Our job as professional farm
manager is to serve as an agent for you, the farm owner. The farm
manager's reward is based upon his ability to generate maximum
income for his client while preserving the client’s asset.
A professional farm manager can help you in numerous ways. Two
of the many reasons for using a farm manager are: 1) You want
to obtain the maximum rate of return on your farm, yet you don't
have the expertise (or perhaps the time) to supervise the operation;
or 2) When a farm owner dies, the farm becomes an asset of the
estate. It is vital that the farm is maintained and its value
increased for the family during estate administration, as well
as in the future.
To accomplish these goals and others you may have set for your
farm, Farm and
Ranch Co. will provide numerous services. They include,
but are not limited to the following:
* Consult with and assist you in identifying feasible objectives.
We will develop a detailed program for
the farm that can reasonably achieve the objectives.
* Select the most capable farm operator available, which may
be the present tenant.
* Consult and make recommendations to the operator and to
the owner concerning cropping systems,
soil fertility programs, and use of herbicides,
pesticides, harvesting, storage and marketing
* Preparing accurate and complete reports of current progress,
results of the operation, condition of improvements,
and submitting them to the owner as often
* Establish crop rental rates, both crop-share and cash,
based upon current market conditions.
· · · · ·
- Tasks to complete
a) Duplicate the passage from the farm management text, from "Our job as professional" up to and including "in the future.".
b) According to the farm management text, what is the farm manager's reward based upon?

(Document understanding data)
· · · · ·
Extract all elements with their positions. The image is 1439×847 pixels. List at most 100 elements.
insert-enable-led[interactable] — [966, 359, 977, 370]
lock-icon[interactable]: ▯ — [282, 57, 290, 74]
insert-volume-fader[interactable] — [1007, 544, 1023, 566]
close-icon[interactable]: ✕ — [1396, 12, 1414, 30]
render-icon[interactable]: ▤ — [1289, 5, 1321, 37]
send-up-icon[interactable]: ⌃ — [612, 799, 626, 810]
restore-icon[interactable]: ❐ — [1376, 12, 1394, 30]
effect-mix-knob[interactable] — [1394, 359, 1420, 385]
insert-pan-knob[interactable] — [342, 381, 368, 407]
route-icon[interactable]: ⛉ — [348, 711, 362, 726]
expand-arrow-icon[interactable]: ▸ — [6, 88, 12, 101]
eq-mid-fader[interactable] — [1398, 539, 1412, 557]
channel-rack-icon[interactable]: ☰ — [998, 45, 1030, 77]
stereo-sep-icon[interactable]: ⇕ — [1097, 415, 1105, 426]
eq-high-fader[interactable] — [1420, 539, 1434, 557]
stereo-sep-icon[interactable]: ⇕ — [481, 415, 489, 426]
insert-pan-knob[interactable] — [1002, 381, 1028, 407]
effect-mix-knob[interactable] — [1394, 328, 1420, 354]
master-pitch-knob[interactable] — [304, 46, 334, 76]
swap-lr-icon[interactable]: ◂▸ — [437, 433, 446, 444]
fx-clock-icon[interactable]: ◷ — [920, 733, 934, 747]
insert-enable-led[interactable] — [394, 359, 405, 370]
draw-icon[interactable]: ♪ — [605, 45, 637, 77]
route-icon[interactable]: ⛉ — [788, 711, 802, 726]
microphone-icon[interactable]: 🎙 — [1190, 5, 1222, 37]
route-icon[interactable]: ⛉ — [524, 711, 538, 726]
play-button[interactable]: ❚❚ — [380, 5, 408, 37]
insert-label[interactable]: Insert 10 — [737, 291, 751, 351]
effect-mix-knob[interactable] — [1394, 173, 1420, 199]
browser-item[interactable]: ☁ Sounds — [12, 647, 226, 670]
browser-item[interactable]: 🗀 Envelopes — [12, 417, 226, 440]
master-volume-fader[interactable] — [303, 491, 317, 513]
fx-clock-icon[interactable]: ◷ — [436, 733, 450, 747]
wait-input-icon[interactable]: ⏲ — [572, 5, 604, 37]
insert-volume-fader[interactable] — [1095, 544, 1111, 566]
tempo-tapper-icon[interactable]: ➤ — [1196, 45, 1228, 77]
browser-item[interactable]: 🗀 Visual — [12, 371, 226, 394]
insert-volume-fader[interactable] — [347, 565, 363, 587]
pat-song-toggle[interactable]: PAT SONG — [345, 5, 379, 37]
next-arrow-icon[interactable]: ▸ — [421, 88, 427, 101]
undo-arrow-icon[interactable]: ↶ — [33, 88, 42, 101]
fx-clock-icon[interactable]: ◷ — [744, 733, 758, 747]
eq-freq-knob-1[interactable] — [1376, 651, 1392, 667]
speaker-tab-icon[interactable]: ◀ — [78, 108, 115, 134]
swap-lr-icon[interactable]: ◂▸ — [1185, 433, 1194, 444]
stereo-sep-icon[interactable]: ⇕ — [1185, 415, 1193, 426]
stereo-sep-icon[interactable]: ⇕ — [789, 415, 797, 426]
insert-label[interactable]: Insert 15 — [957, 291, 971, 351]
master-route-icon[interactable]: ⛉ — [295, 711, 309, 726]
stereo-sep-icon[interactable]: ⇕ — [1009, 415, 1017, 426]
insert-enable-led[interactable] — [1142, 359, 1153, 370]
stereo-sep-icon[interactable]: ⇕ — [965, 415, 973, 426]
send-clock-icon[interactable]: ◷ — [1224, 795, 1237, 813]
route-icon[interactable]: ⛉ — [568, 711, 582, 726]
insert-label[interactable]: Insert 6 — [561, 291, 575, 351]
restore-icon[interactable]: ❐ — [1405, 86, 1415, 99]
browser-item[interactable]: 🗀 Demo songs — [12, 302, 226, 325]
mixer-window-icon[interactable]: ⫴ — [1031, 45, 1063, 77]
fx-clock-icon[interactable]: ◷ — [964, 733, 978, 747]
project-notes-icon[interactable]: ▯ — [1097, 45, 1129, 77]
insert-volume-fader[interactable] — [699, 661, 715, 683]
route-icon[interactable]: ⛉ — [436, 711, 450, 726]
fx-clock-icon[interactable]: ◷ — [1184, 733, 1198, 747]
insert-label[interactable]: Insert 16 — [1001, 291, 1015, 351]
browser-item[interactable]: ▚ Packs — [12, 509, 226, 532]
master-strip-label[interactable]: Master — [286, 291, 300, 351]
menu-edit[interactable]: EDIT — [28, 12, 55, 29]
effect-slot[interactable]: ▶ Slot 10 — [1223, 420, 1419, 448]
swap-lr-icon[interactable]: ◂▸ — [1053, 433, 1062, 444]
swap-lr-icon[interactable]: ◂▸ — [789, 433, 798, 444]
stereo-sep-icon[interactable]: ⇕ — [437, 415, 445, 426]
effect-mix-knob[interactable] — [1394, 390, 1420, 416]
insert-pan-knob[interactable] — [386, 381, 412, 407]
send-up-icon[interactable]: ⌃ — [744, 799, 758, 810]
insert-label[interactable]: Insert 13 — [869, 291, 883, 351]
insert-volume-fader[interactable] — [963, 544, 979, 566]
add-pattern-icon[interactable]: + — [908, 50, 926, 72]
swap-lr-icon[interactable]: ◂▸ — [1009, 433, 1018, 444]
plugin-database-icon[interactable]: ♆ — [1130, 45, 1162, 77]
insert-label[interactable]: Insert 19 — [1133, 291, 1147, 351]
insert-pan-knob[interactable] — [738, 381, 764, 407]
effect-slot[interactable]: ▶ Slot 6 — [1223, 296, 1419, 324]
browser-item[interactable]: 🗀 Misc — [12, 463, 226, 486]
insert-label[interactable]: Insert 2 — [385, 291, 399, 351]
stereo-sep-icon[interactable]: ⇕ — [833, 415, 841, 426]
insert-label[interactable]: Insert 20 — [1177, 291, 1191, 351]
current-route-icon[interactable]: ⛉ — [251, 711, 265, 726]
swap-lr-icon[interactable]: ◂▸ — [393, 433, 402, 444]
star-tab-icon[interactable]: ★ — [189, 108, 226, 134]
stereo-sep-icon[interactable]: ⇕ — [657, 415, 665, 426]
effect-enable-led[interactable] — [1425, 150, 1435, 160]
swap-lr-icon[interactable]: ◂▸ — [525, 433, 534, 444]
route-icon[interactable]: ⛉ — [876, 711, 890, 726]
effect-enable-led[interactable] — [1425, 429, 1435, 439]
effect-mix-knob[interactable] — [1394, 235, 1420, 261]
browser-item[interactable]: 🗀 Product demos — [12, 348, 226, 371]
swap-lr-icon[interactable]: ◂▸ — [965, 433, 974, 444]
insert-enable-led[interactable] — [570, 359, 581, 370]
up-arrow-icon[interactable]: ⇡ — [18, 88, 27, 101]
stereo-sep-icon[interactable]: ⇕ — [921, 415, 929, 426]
· · · · ·
- Responses to the tasks
a)
Our job as professional farm
manager is to serve as an agent for you, the farm owner. The farm
manager's reward is based upon his ability to generate maximum
income for his client while preserving the client’s asset.
A professional farm manager can help you in numerous ways. Two
of the many reasons for using a farm manager are: 1) You want
to obtain the maximum rate of return on your farm, yet you don't
have the expertise (or perhaps the time) to supervise the operation;
or 2) When a farm owner dies, the farm becomes an asset of the
estate. It is vital that the farm is maintained and its value
increased for the family during estate administration, as well
as in the future.

b) It is based on the manager's ability to generate maximum income for the client while preserving the client's asset.